**What to produce:**
Collect every line below that contains the word "title".

Records contained in a dataset

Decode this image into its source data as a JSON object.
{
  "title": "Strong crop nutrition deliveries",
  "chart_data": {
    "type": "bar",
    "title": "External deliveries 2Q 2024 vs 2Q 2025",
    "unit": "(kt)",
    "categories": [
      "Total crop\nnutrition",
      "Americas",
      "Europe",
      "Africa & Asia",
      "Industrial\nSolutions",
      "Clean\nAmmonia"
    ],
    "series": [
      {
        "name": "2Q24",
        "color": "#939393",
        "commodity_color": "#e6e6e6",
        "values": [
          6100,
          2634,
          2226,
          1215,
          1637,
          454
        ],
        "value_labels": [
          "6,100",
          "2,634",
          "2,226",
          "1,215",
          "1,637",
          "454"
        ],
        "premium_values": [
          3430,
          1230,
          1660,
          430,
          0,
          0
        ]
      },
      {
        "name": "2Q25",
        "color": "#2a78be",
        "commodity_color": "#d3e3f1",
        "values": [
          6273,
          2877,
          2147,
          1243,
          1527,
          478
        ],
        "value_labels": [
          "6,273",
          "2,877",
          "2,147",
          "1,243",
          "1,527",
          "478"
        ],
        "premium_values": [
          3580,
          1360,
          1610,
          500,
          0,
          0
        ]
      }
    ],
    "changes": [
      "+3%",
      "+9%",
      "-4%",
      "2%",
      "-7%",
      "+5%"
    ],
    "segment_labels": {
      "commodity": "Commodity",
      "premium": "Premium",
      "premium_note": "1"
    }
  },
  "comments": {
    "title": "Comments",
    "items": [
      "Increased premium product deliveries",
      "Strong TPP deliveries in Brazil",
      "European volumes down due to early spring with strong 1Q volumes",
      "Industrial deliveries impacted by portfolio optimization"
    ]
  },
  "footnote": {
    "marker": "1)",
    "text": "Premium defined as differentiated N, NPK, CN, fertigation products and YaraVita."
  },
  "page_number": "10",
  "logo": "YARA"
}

==

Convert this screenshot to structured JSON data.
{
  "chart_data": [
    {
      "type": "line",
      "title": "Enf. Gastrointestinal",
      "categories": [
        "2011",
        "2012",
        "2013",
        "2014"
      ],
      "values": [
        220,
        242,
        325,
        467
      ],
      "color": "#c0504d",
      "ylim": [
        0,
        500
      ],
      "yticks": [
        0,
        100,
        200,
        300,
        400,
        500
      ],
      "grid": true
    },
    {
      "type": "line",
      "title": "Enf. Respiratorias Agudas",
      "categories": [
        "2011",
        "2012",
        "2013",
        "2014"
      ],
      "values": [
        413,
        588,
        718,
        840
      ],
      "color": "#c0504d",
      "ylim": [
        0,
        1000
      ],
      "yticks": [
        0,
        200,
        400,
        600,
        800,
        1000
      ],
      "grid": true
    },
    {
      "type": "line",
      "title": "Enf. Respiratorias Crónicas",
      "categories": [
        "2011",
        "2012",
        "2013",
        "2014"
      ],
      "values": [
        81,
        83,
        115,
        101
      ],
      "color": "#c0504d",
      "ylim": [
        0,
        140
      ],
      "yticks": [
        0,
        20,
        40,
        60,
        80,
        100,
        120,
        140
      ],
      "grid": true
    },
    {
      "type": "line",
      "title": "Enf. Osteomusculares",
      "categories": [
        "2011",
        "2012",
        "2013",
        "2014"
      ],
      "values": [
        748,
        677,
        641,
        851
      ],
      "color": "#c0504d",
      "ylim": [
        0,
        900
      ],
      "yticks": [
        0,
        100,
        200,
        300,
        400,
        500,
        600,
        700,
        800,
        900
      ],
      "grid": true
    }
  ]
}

**Answer to the exercise:**
  "title": "Strong crop nutrition deliveries",
    "title": "External deliveries 2Q 2024 vs 2Q 2025",
    "title": "Comments",
      "title": "Enf. Gastrointestinal",
      "title": "Enf. Respiratorias Agudas",
      "title": "Enf. Respiratorias Crónicas",
      "title": "Enf. Osteomusculares",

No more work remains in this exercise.